== What the task asks ==
Your task is to give the data again, exactly, with every line intact.

(Stored records)
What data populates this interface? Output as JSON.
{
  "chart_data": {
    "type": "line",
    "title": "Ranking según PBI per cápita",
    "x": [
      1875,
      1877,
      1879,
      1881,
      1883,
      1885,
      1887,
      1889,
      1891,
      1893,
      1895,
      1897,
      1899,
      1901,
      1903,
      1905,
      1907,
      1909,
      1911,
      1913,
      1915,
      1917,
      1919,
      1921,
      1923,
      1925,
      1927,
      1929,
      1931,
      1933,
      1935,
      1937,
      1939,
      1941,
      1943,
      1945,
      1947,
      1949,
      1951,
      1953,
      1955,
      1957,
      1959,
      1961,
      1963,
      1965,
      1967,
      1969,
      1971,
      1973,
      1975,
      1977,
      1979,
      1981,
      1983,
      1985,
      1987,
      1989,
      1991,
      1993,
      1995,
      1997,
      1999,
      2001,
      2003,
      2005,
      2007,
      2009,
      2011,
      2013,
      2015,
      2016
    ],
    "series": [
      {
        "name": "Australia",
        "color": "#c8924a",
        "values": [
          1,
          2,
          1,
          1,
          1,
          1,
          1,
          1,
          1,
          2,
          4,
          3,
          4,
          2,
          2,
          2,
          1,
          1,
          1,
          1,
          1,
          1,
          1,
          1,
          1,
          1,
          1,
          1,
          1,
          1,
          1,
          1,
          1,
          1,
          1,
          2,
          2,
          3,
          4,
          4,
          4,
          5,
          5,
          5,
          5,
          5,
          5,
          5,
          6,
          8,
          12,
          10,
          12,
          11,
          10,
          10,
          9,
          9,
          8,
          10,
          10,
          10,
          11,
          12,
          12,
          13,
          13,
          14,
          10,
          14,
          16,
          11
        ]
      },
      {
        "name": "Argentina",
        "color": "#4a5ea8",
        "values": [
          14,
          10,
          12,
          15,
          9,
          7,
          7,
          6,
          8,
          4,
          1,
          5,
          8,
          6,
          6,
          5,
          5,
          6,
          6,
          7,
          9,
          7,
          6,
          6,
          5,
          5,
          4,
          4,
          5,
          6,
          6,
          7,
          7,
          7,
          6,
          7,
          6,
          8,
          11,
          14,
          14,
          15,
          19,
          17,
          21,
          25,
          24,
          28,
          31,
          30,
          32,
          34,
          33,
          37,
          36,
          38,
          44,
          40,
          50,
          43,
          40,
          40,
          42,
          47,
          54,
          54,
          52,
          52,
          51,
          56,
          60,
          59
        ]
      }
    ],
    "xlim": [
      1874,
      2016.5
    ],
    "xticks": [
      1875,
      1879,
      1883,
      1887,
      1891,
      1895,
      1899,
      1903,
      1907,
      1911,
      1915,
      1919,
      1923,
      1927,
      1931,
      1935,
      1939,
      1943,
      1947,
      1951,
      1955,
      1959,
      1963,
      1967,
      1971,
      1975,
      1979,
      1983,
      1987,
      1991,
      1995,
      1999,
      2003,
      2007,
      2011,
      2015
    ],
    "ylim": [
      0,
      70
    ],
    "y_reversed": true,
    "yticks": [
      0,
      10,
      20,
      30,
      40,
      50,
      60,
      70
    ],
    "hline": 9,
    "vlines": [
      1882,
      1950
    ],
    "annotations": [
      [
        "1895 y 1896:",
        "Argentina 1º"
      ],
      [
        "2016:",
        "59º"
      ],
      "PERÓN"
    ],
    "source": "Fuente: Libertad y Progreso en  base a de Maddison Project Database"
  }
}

== Answer for this exercise ==
What data populates this interface? Output as JSON.
{
  "chart_data": {
    "type": "line",
    "title": "Ranking según PBI per cápita",
    "x": [
      1875,
      1877,
      1879,
      1881,
      1883,
      1885,
      1887,
      1889,
      1891,
      1893,
      1895,
      1897,
      1899,
      1901,
      1903,
      1905,
      1907,
      1909,
      1911,
      1913,
      1915,
      1917,
      1919,
      1921,
      1923,
      1925,
      1927,
      1929,
      1931,
      1933,
      1935,
      1937,
      1939,
      1941,
      1943,
      1945,
      1947,
      1949,
      1951,
      1953,
      1955,
      1957,
      1959,
      1961,
      1963,
      1965,
      1967,
      1969,
      1971,
      1973,
      1975,
      1977,
      1979,
      1981,
      1983,
      1985,
      1987,
      1989,
      1991,
      1993,
      1995,
      1997,
      1999,
      2001,
      2003,
      2005,
      2007,
      2009,
      2011,
      2013,
      2015,
      2016
    ],
    "series": [
      {
        "name": "Australia",
        "color": "#c8924a",
        "values": [
          1,
          2,
          1,
          1,
          1,
          1,
          1,
          1,
          1,
          2,
          4,
          3,
          4,
          2,
          2,
          2,
          1,
          1,
          1,
          1,
          1,
          1,
          1,
          1,
          1,
          1,
          1,
          1,
          1,
          1,
          1,
          1,
          1,
          1,
          1,
          2,
          2,
          3,
          4,
          4,
          4,
          5,
          5,
          5,
          5,
          5,
          5,
          5,
          6,
          8,
          12,
          10,
          12,
          11,
          10,
          10,
          9,
          9,
          8,
          10,
          10,
          10,
          11,
          12,
          12,
          13,
          13,
          14,
          10,
          14,
          16,
          11
        ]
      },
      {
        "name": "Argentina",
        "color": "#4a5ea8",
        "values": [
          14,
          10,
          12,
          15,
          9,
          7,
          7,
          6,
          8,
          4,
          1,
          5,
          8,
          6,
          6,
          5,
          5,
          6,
          6,
          7,
          9,
          7,
          6,
          6,
          5,
          5,
          4,
          4,
          5,
          6,
          6,
          7,
          7,
          7,
          6,
          7,
          6,
          8,
          11,
          14,
          14,
          15,
          19,
          17,
          21,
          25,
          24,
          28,
          31,
          30,
          32,
          34,
          33,
          37,
          36,
          38,
          44,
          40,
          50,
          43,
          40,
          40,
          42,
          47,
          54,
          54,
          52,
          52,
          51,
          56,
          60,
          59
        ]
      }
    ],
    "xlim": [
      1874,
      2016.5
    ],
    "xticks": [
      1875,
      1879,
      1883,
      1887,
      1891,
      1895,
      1899,
      1903,
      1907,
      1911,
      1915,
      1919,
      1923,
      1927,
      1931,
      1935,
      1939,
      1943,
      1947,
      1951,
      1955,
      1959,
      1963,
      1967,
      1971,
      1975,
      1979,
      1983,
      1987,
      1991,
      1995,
      1999,
      2003,
      2007,
      2011,
      2015
    ],
    "ylim": [
      0,
      70
    ],
    "y_reversed": true,
    "yticks": [
      0,
      10,
      20,
      30,
      40,
      50,
      60,
      70
    ],
    "hline": 9,
    "vlines": [
      1882,
      1950
    ],
    "annotations": [
      [
        "1895 y 1896:",
        "Argentina 1º"
      ],
      [
        "2016:",
        "59º"
      ],
      "PERÓN"
    ],
    "source": "Fuente: Libertad y Progreso en  base a de Maddison Project Database"
  }
}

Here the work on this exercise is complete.